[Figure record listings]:

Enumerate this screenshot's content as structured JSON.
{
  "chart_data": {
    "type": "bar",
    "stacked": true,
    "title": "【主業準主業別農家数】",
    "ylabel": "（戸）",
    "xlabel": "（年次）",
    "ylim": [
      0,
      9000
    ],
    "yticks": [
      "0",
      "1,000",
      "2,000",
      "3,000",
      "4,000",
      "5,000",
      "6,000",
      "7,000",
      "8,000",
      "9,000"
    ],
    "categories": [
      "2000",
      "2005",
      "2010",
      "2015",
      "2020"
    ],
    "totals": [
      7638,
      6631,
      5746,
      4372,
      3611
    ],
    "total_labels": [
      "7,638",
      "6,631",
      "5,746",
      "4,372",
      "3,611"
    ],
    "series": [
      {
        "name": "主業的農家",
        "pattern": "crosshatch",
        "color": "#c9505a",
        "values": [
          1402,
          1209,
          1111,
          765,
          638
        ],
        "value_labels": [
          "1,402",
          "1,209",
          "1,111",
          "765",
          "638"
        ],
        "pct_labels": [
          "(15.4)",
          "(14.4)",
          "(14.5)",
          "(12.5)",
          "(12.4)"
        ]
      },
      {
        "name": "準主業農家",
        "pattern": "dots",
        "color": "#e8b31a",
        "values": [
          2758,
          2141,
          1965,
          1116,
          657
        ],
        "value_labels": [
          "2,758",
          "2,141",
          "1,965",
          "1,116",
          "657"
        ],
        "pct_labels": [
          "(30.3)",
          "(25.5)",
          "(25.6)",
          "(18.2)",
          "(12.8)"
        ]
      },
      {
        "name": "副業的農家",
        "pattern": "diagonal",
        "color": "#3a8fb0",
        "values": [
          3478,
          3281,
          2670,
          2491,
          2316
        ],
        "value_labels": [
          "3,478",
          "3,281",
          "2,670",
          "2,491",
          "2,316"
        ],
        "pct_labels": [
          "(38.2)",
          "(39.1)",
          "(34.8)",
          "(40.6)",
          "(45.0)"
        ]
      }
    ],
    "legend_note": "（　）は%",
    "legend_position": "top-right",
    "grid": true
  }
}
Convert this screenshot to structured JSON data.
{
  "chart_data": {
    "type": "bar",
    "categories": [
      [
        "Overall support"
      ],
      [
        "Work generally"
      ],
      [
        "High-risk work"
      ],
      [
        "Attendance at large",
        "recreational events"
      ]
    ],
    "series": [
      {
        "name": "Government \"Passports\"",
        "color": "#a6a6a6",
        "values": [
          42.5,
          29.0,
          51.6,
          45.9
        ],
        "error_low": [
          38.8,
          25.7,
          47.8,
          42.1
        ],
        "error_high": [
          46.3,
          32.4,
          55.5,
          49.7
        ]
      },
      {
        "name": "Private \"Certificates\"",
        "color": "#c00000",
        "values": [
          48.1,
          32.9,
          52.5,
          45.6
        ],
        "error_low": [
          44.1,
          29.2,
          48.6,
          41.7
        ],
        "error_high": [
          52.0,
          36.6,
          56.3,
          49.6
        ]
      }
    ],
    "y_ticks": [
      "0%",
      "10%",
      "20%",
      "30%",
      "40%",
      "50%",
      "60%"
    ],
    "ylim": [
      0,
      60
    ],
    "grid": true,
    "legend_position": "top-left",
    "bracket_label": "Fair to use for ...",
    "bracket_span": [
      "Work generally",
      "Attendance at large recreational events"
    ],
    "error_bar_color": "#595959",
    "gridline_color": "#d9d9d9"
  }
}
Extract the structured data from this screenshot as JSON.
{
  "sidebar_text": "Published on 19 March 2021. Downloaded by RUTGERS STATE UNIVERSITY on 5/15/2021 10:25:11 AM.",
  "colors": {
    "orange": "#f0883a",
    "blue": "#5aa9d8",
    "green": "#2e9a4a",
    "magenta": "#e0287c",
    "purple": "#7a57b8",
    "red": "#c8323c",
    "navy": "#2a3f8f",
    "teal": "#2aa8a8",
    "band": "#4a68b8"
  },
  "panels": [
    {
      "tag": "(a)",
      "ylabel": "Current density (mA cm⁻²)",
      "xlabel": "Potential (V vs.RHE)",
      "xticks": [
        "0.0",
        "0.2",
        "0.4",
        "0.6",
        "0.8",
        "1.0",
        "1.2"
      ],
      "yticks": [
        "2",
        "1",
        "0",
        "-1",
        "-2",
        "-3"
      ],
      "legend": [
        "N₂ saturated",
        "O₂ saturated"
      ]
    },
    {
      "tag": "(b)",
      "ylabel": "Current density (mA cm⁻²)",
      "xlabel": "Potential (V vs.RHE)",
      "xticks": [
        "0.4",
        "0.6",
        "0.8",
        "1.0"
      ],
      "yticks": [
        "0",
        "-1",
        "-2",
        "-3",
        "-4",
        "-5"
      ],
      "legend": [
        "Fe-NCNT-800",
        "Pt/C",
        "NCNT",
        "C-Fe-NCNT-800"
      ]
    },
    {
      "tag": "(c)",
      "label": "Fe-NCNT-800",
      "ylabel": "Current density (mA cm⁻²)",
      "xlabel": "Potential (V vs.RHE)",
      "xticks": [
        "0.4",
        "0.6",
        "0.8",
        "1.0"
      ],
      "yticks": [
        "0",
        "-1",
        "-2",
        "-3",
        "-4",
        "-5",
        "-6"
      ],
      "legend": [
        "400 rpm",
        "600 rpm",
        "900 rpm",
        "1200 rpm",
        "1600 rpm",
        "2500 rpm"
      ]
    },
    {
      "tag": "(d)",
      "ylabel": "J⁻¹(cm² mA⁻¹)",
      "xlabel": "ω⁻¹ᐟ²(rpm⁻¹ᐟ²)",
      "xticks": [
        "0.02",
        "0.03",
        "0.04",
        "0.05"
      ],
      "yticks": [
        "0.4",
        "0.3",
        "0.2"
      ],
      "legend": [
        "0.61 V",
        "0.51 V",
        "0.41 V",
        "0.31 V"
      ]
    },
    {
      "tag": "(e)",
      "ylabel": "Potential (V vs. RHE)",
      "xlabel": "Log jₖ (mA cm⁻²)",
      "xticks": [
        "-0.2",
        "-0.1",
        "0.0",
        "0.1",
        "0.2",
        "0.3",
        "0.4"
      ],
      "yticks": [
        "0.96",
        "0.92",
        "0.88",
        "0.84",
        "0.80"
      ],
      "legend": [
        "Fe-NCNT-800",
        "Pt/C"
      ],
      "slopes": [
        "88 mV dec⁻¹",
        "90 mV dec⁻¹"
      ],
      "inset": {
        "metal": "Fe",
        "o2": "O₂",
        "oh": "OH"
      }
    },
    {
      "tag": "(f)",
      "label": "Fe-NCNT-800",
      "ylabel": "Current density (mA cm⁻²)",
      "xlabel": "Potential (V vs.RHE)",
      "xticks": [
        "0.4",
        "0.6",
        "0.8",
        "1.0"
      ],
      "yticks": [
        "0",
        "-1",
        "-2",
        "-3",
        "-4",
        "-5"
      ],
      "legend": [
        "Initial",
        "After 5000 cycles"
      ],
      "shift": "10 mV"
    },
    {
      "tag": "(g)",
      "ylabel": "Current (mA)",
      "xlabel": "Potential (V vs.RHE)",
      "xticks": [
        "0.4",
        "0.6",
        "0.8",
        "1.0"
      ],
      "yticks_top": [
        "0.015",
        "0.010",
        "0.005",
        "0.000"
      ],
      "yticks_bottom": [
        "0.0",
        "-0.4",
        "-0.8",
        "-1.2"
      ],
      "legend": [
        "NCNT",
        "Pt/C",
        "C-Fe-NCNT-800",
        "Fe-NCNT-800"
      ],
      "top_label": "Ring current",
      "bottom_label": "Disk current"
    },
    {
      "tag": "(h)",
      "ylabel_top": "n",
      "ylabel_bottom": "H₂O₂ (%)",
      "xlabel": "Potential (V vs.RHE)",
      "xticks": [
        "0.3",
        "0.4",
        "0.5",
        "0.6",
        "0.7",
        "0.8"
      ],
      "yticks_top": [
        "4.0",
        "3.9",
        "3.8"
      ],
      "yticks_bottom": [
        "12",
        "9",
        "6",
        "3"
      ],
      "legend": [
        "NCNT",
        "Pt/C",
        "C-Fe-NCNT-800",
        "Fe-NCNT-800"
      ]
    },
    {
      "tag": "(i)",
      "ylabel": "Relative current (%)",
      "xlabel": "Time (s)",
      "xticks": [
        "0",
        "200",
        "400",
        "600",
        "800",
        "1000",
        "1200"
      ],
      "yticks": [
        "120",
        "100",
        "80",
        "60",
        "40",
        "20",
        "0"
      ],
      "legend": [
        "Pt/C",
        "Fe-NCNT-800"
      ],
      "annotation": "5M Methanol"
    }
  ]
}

[Given exercise]: Your answer should be a single number: the count of lines that contain "large".

[Answer]: 2